Task details: Below is a set of records; restate each one word for word.

[Chart and figure data]
----------------------------------------

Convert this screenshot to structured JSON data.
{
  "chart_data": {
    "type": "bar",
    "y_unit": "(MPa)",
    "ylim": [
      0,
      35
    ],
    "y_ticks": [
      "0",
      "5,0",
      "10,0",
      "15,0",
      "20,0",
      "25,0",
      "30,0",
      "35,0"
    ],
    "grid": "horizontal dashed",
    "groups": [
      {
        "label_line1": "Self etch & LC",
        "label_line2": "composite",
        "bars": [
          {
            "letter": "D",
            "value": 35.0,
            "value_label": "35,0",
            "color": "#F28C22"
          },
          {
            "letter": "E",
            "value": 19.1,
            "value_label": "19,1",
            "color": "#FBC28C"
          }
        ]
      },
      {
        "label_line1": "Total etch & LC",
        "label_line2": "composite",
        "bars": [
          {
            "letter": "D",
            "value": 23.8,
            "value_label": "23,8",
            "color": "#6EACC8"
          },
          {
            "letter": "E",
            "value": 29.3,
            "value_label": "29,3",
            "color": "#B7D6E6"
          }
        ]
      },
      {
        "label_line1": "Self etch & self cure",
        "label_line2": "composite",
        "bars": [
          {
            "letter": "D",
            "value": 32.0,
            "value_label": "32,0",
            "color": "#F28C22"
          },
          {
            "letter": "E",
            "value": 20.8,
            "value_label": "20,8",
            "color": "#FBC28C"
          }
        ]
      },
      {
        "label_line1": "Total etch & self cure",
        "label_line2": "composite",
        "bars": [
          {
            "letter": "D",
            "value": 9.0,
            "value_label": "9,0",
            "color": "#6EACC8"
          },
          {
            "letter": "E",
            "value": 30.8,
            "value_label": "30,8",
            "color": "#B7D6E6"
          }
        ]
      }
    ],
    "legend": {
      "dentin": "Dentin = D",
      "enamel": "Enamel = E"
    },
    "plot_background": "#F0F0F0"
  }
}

----------------------------------------

Solution to this exercise:
Convert this screenshot to structured JSON data.
{
  "chart_data": {
    "type": "bar",
    "y_unit": "(MPa)",
    "ylim": [
      0,
      35
    ],
    "y_ticks": [
      "0",
      "5,0",
      "10,0",
      "15,0",
      "20,0",
      "25,0",
      "30,0",
      "35,0"
    ],
    "grid": "horizontal dashed",
    "groups": [
      {
        "label_line1": "Self etch & LC",
        "label_line2": "composite",
        "bars": [
          {
            "letter": "D",
            "value": 35.0,
            "value_label": "35,0",
            "color": "#F28C22"
          },
          {
            "letter": "E",
            "value": 19.1,
            "value_label": "19,1",
            "color": "#FBC28C"
          }
        ]
      },
      {
        "label_line1": "Total etch & LC",
        "label_line2": "composite",
        "bars": [
          {
            "letter": "D",
            "value": 23.8,
            "value_label": "23,8",
            "color": "#6EACC8"
          },
          {
            "letter": "E",
            "value": 29.3,
            "value_label": "29,3",
            "color": "#B7D6E6"
          }
        ]
      },
      {
        "label_line1": "Self etch & self cure",
        "label_line2": "composite",
        "bars": [
          {
            "letter": "D",
            "value": 32.0,
            "value_label": "32,0",
            "color": "#F28C22"
          },
          {
            "letter": "E",
            "value": 20.8,
            "value_label": "20,8",
            "color": "#FBC28C"
          }
        ]
      },
      {
        "label_line1": "Total etch & self cure",
        "label_line2": "composite",
        "bars": [
          {
            "letter": "D",
            "value": 9.0,
            "value_label": "9,0",
            "color": "#6EACC8"
          },
          {
            "letter": "E",
            "value": 30.8,
            "value_label": "30,8",
            "color": "#B7D6E6"
          }
        ]
      }
    ],
    "legend": {
      "dentin": "Dentin = D",
      "enamel": "Enamel = E"
    },
    "plot_background": "#F0F0F0"
  }
}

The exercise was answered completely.